> Task to complete
Copy every line that holds "TLRY".

[Dataset entries on figures]
- - - - -

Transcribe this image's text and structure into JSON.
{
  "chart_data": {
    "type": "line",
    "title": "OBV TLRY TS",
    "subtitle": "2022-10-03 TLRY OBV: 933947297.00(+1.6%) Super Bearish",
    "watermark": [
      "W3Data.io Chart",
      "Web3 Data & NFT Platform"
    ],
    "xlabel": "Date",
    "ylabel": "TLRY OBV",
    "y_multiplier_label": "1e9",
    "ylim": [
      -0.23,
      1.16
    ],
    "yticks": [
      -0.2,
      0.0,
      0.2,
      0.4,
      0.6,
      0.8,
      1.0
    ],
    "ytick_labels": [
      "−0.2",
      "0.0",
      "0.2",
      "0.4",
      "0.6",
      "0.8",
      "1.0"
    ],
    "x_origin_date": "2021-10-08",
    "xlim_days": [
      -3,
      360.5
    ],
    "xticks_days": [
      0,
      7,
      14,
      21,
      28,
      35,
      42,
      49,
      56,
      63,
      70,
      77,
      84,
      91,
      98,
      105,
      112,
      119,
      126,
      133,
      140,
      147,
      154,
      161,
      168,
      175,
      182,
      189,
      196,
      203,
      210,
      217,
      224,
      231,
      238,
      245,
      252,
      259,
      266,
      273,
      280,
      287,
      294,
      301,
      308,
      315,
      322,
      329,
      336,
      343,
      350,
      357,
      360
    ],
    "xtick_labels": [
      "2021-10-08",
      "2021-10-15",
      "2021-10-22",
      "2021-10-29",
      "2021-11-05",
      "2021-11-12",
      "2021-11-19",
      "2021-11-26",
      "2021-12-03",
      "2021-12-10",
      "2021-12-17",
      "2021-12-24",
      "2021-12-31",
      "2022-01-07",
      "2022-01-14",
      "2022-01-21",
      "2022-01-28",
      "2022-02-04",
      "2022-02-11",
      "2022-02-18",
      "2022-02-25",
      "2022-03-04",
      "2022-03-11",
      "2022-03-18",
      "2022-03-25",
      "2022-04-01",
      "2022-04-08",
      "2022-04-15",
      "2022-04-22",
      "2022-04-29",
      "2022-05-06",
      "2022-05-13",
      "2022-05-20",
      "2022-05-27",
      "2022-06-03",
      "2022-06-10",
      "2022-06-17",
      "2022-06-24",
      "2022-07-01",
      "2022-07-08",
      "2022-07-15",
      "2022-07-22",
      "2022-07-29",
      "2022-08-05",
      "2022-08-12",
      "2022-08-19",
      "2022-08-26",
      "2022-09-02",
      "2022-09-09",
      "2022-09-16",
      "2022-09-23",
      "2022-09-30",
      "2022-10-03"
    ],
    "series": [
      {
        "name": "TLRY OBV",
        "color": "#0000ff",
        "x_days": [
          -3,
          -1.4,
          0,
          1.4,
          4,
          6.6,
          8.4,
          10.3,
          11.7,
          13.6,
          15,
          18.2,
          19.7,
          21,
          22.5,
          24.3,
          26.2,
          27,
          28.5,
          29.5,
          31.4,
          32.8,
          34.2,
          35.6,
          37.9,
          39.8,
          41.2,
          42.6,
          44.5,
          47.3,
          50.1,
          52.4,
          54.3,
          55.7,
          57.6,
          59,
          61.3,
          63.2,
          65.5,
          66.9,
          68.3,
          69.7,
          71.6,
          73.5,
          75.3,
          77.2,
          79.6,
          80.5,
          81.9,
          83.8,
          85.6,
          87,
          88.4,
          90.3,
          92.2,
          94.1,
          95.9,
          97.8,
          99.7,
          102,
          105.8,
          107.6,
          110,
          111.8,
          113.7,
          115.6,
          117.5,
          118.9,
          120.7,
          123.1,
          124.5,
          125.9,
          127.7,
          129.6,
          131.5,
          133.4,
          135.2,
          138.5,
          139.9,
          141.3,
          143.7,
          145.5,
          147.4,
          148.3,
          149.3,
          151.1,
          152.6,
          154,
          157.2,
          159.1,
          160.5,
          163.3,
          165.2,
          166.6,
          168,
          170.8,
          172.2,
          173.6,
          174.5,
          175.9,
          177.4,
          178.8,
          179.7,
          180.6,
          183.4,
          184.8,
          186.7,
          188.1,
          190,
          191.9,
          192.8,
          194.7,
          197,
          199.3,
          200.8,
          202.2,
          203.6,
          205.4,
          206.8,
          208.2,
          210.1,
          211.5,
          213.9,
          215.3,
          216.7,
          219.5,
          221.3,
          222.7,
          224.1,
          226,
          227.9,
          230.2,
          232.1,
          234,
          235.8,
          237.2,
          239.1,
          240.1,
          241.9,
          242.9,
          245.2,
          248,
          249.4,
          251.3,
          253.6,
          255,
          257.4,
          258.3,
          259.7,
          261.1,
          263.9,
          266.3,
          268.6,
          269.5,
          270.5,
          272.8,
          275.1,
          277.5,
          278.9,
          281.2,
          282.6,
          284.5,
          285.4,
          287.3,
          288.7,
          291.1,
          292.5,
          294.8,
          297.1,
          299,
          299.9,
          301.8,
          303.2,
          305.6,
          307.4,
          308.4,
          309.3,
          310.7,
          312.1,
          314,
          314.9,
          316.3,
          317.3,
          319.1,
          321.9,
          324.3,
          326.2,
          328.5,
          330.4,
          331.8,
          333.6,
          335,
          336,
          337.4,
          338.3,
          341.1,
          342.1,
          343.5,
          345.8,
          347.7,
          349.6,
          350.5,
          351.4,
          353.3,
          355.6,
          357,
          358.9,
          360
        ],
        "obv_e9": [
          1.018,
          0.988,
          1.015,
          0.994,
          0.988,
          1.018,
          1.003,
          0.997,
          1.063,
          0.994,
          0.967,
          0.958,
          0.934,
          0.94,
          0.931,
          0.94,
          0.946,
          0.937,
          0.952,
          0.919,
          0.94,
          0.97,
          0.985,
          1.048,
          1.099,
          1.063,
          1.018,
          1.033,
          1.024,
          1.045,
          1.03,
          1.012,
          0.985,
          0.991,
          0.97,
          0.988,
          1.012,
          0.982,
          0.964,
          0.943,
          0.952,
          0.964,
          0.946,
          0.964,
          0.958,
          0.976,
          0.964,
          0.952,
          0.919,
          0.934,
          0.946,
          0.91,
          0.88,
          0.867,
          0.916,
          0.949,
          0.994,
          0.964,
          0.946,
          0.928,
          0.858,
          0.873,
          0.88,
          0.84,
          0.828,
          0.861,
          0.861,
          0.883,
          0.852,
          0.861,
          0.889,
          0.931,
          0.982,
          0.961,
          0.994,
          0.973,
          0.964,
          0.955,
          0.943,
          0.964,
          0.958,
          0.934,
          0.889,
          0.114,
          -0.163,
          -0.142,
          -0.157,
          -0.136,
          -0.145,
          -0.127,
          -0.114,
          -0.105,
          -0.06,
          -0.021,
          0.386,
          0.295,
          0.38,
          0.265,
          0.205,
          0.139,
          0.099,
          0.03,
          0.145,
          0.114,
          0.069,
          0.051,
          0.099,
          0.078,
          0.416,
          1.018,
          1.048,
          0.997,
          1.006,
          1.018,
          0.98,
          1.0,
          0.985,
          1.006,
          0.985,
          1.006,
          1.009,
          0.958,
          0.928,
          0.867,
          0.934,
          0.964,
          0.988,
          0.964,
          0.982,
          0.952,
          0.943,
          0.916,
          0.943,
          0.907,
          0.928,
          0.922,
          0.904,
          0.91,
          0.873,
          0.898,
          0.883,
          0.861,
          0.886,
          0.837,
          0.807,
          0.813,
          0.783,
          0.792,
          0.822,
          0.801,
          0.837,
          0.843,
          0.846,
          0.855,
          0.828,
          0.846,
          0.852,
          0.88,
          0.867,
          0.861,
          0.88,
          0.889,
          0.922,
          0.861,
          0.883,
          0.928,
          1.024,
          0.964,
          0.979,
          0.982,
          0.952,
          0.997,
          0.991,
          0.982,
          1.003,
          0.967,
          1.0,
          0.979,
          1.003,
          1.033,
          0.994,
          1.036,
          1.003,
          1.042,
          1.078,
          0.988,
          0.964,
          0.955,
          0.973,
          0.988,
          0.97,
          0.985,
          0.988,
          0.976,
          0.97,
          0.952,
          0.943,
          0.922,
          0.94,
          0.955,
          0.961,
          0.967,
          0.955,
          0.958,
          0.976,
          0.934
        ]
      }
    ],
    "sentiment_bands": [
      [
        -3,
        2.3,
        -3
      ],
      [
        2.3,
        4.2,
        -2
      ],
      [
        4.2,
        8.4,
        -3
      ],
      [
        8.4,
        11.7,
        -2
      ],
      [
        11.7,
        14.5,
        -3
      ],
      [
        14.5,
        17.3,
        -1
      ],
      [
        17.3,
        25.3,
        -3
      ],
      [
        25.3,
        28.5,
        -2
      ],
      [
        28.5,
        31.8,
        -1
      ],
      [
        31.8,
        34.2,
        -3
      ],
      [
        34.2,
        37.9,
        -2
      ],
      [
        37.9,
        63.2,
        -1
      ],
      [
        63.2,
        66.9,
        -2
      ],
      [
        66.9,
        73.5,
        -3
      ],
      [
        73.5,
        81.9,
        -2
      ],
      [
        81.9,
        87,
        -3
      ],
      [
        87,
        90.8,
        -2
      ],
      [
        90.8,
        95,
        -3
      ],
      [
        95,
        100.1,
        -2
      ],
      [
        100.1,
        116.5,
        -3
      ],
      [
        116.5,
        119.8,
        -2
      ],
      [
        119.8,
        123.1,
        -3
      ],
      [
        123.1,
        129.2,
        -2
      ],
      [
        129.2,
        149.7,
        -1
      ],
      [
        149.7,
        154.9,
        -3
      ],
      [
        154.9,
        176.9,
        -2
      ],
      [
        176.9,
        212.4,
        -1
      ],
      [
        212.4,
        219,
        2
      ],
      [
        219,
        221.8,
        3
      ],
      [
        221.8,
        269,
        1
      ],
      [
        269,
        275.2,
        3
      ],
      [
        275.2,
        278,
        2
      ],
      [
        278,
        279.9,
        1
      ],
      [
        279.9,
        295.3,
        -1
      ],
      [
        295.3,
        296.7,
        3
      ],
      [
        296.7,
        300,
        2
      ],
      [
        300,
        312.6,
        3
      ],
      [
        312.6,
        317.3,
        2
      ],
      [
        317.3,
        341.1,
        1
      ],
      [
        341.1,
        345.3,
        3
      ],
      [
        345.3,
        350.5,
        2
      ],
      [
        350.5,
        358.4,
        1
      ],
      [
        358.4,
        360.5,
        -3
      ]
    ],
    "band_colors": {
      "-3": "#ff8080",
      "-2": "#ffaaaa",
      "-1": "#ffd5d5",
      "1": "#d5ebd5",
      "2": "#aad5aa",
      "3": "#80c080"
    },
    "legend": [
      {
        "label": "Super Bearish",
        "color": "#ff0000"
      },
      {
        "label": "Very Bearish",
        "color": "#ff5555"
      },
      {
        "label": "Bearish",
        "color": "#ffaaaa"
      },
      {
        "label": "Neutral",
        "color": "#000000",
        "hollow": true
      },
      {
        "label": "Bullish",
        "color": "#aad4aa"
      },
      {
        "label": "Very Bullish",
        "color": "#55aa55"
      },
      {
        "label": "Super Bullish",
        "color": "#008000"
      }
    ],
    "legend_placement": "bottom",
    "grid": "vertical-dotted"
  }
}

- - - - -

> The response
    "title": "OBV TLRY TS",
    "subtitle": "2022-10-03 TLRY OBV: 933947297.00(+1.6%) Super Bearish",
    "ylabel": "TLRY OBV",
        "name": "TLRY OBV",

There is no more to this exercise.